#### [Work to do]
Using the listing below, extract each line that has the word "object" in it.

#### [Recorded information]
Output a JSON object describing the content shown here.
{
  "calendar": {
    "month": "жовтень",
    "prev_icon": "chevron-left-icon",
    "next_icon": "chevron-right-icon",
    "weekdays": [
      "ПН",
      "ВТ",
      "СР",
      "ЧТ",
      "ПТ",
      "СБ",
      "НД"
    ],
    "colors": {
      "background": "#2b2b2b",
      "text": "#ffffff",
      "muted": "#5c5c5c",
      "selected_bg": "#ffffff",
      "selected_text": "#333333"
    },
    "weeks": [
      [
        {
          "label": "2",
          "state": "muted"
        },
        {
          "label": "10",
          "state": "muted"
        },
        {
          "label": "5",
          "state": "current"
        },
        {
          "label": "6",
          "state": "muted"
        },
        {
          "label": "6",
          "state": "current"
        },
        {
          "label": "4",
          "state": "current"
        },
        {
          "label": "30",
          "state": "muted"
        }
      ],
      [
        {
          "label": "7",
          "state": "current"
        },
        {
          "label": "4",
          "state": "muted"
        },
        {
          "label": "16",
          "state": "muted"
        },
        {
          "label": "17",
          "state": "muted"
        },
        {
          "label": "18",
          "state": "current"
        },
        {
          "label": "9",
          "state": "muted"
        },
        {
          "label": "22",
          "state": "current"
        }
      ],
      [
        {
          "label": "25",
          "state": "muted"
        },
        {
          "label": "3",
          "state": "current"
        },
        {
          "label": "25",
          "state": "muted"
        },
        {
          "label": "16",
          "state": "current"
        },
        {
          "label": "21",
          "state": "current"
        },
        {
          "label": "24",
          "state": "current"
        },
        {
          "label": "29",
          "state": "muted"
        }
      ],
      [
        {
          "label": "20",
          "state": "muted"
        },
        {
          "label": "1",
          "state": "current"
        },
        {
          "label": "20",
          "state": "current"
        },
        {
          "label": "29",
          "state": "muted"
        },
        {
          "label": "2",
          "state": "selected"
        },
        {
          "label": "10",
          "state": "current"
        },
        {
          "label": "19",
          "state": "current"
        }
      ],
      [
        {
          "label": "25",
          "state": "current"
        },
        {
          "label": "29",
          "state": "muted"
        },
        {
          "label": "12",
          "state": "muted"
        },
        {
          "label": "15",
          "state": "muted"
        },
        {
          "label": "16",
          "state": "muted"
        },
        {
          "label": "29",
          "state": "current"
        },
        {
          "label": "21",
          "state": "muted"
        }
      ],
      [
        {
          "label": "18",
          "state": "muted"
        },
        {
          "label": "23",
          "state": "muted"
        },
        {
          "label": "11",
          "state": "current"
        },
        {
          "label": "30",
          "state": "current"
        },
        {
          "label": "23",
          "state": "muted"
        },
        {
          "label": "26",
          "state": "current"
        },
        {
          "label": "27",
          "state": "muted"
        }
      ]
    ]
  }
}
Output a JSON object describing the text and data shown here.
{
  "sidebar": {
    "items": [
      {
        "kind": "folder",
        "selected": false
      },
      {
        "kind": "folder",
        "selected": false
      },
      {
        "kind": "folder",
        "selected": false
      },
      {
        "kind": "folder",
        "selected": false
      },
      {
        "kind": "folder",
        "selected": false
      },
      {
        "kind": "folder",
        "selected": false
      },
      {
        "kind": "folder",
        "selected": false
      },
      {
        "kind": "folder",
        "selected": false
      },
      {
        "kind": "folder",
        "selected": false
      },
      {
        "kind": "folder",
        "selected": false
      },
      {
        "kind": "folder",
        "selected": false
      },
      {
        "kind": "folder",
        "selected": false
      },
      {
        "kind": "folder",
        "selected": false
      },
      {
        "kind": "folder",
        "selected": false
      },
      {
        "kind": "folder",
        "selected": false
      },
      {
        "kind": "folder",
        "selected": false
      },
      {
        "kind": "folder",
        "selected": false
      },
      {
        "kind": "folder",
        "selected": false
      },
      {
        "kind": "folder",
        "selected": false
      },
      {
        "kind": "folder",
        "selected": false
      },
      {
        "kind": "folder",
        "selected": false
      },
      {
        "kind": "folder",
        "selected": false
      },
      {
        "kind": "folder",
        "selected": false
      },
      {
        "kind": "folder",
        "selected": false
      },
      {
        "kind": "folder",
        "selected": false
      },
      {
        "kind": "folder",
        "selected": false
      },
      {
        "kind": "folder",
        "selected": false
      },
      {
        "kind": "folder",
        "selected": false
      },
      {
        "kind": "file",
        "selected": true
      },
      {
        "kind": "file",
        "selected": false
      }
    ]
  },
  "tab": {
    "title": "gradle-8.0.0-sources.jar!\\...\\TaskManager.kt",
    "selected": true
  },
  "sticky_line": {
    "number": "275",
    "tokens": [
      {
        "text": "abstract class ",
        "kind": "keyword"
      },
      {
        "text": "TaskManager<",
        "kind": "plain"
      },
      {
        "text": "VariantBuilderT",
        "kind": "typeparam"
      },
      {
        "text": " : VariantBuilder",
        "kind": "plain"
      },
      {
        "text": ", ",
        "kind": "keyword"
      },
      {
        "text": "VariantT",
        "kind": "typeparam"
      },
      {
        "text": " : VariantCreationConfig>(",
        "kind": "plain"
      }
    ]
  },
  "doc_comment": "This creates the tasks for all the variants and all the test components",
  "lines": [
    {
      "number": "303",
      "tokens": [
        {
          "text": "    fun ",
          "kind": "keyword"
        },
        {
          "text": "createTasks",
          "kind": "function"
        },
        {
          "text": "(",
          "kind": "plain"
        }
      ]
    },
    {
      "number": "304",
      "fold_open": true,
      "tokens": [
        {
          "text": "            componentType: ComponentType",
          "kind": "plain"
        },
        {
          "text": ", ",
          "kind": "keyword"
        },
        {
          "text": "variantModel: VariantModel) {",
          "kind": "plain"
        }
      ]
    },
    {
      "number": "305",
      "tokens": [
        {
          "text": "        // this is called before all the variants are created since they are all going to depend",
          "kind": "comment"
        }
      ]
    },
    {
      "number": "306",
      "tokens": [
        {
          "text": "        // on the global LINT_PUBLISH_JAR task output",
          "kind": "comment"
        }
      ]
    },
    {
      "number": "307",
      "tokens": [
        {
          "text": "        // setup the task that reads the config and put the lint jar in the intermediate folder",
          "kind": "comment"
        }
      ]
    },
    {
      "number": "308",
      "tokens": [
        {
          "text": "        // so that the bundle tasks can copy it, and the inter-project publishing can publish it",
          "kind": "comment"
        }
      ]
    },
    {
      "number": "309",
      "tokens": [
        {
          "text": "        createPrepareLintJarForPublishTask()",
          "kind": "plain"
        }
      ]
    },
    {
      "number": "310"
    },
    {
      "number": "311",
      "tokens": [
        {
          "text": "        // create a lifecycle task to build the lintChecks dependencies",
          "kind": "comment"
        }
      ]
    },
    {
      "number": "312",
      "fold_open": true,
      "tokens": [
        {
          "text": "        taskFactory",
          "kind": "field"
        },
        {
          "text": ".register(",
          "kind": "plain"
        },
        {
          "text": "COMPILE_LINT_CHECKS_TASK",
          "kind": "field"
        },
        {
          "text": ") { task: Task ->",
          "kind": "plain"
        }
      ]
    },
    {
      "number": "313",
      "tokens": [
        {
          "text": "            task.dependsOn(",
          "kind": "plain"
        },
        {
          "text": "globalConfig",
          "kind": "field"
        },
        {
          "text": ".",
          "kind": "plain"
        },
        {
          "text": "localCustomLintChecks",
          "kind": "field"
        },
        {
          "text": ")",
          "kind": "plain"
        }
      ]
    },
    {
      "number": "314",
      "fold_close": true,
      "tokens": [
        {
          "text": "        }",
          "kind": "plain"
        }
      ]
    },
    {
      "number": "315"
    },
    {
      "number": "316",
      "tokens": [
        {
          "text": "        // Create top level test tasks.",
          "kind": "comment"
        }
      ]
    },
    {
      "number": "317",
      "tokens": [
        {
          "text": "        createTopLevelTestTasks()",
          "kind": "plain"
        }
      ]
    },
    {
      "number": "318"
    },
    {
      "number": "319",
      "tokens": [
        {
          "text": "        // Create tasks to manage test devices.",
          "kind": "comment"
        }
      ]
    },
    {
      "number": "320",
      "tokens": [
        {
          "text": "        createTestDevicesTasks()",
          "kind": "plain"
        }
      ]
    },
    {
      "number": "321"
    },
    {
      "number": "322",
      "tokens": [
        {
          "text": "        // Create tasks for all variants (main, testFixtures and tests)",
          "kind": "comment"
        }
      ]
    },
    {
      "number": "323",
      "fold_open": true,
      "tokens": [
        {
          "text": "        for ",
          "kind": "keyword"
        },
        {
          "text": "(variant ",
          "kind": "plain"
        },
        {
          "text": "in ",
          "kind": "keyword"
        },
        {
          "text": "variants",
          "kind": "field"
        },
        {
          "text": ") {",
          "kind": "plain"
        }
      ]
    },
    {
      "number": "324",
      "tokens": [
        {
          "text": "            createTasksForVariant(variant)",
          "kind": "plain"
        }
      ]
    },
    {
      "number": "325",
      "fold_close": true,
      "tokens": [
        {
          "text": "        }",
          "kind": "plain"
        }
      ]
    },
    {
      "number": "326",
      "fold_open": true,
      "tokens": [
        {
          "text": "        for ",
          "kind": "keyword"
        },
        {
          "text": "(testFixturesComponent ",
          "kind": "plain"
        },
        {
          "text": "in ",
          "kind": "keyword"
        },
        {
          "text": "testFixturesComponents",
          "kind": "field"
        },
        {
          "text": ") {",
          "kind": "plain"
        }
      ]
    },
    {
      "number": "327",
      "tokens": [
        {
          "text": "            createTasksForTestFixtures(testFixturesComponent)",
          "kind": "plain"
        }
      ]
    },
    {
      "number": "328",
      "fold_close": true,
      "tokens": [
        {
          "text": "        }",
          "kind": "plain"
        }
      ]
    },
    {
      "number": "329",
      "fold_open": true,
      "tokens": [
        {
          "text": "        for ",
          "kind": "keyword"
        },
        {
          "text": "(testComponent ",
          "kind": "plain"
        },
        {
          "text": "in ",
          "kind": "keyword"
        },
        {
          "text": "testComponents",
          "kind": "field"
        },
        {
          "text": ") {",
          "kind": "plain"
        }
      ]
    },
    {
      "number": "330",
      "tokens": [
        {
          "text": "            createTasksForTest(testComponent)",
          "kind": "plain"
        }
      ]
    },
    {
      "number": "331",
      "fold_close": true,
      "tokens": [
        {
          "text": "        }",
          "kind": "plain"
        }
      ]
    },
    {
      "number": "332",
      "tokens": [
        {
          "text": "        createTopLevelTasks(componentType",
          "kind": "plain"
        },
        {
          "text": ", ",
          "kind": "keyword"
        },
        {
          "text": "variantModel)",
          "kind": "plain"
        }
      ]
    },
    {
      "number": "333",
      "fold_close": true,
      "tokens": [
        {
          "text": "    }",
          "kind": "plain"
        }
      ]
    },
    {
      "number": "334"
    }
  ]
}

#### [Task output]
Output a JSON object describing the content shown here.
Output a JSON object describing the text and data shown here.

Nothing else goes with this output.